Information given -
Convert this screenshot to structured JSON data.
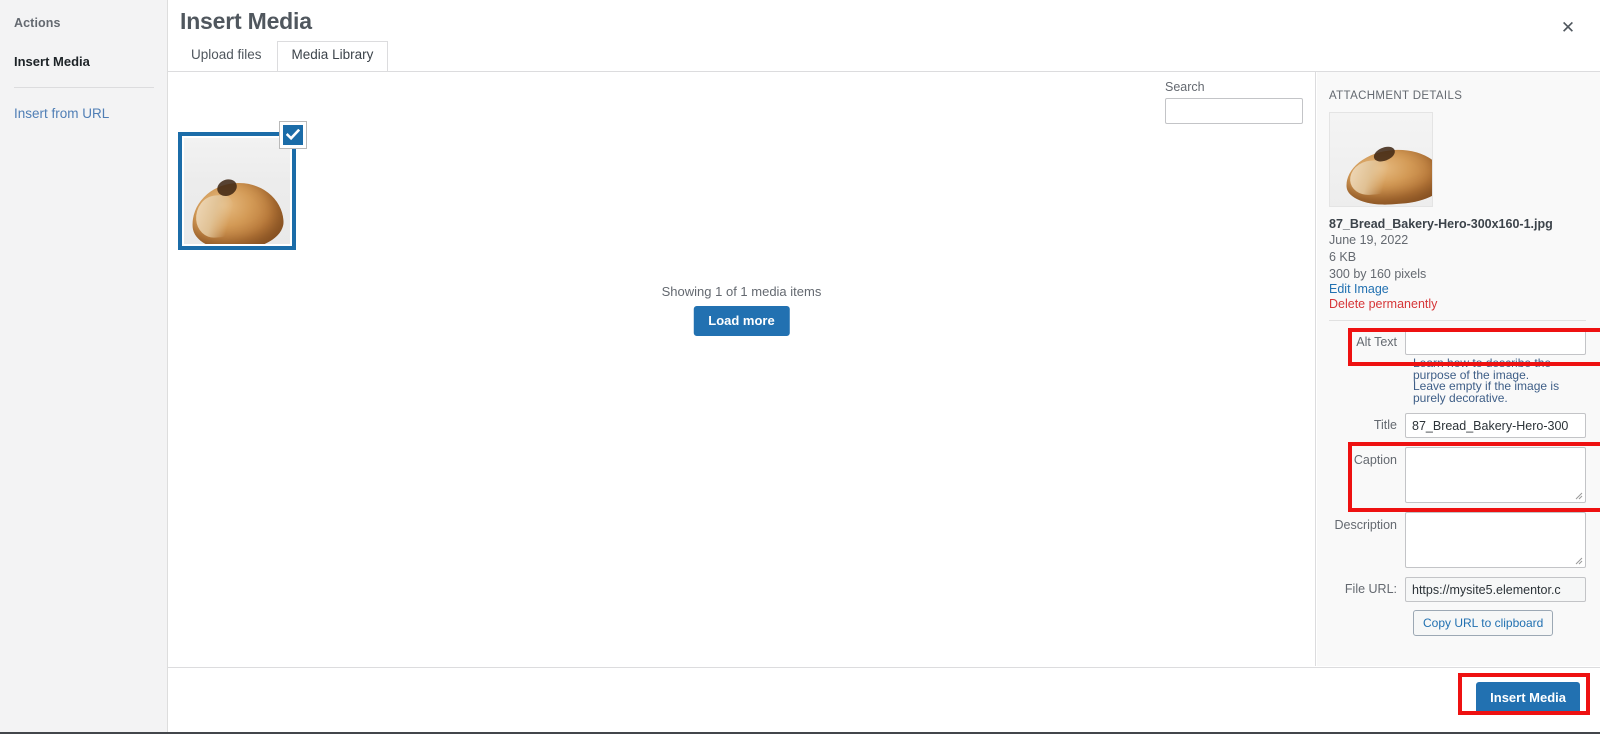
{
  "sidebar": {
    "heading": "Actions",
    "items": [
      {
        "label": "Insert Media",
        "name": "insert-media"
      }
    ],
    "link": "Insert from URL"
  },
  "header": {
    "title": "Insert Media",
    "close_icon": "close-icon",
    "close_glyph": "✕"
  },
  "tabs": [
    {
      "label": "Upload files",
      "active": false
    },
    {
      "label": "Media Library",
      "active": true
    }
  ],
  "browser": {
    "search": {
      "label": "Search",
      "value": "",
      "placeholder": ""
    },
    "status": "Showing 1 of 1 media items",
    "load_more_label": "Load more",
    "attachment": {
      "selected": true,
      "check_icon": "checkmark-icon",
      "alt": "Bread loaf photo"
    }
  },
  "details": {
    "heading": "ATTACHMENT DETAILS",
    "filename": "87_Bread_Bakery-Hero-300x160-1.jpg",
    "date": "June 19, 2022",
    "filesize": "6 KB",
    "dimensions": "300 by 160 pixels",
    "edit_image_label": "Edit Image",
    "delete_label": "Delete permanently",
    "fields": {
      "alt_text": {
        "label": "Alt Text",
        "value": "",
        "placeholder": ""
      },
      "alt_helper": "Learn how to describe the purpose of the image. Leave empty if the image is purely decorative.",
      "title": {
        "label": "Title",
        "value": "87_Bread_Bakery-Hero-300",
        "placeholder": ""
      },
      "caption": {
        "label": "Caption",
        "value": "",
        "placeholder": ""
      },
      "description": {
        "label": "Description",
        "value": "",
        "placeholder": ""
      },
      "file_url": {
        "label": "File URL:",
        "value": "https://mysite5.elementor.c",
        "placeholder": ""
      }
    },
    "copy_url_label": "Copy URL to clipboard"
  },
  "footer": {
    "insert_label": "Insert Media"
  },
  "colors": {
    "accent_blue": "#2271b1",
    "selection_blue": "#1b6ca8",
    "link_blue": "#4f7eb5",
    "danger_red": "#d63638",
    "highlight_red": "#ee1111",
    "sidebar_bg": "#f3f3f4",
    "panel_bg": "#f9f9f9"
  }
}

What you are asked to do - Set the entries down again exactly. Do not include the images.

Finished exercise -
Convert this screenshot to structured JSON data.
{
  "sidebar": {
    "heading": "Actions",
    "items": [
      {
        "label": "Insert Media",
        "name": "insert-media"
      }
    ],
    "link": "Insert from URL"
  },
  "header": {
    "title": "Insert Media",
    "close_icon": "close-icon",
    "close_glyph": "✕"
  },
  "tabs": [
    {
      "label": "Upload files",
      "active": false
    },
    {
      "label": "Media Library",
      "active": true
    }
  ],
  "browser": {
    "search": {
      "label": "Search",
      "value": "",
      "placeholder": ""
    },
    "status": "Showing 1 of 1 media items",
    "load_more_label": "Load more",
    "attachment": {
      "selected": true,
      "check_icon": "checkmark-icon",
      "alt": "Bread loaf photo"
    }
  },
  "details": {
    "heading": "ATTACHMENT DETAILS",
    "filename": "87_Bread_Bakery-Hero-300x160-1.jpg",
    "date": "June 19, 2022",
    "filesize": "6 KB",
    "dimensions": "300 by 160 pixels",
    "edit_image_label": "Edit Image",
    "delete_label": "Delete permanently",
    "fields": {
      "alt_text": {
        "label": "Alt Text",
        "value": "",
        "placeholder": ""
      },
      "alt_helper": "Learn how to describe the purpose of the image. Leave empty if the image is purely decorative.",
      "title": {
        "label": "Title",
        "value": "87_Bread_Bakery-Hero-300",
        "placeholder": ""
      },
      "caption": {
        "label": "Caption",
        "value": "",
        "placeholder": ""
      },
      "description": {
        "label": "Description",
        "value": "",
        "placeholder": ""
      },
      "file_url": {
        "label": "File URL:",
        "value": "https://mysite5.elementor.c",
        "placeholder": ""
      }
    },
    "copy_url_label": "Copy URL to clipboard"
  },
  "footer": {
    "insert_label": "Insert Media"
  },
  "colors": {
    "accent_blue": "#2271b1",
    "selection_blue": "#1b6ca8",
    "link_blue": "#4f7eb5",
    "danger_red": "#d63638",
    "highlight_red": "#ee1111",
    "sidebar_bg": "#f3f3f4",
    "panel_bg": "#f9f9f9"
  }
}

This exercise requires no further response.